● **DATASET**

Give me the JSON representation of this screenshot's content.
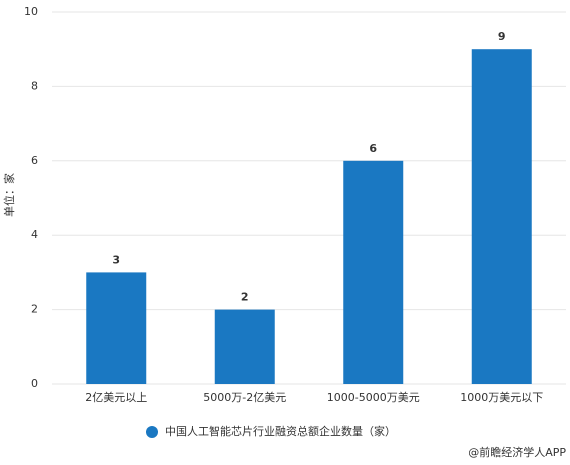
{
  "chart_data": {
    "type": "bar",
    "legend_label": "中国人工智能芯片行业融资总额企业数量（家）",
    "y_label": "单位：家",
    "source": "@前瞻经济学人APP",
    "categories": [
      "2亿美元以上",
      "5000万-2亿美元",
      "1000-5000万美元",
      "1000万美元以下"
    ],
    "values": [
      3,
      2,
      6,
      9
    ],
    "color": "#1a78c2",
    "ylim": [
      0,
      10
    ],
    "yticks": [
      0,
      2,
      4,
      6,
      8,
      10
    ],
    "grid": true
  }
}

● **EXERCISE DETAILS**
Pictures in the data above should not be copied; transcribe everything else exactly.

● **TASK OUTPUT**
Give me the JSON representation of this screenshot's content.
{
  "chart_data": {
    "type": "bar",
    "legend_label": "中国人工智能芯片行业融资总额企业数量（家）",
    "y_label": "单位：家",
    "source": "@前瞻经济学人APP",
    "categories": [
      "2亿美元以上",
      "5000万-2亿美元",
      "1000-5000万美元",
      "1000万美元以下"
    ],
    "values": [
      3,
      2,
      6,
      9
    ],
    "color": "#1a78c2",
    "ylim": [
      0,
      10
    ],
    "yticks": [
      0,
      2,
      4,
      6,
      8,
      10
    ],
    "grid": true
  }
}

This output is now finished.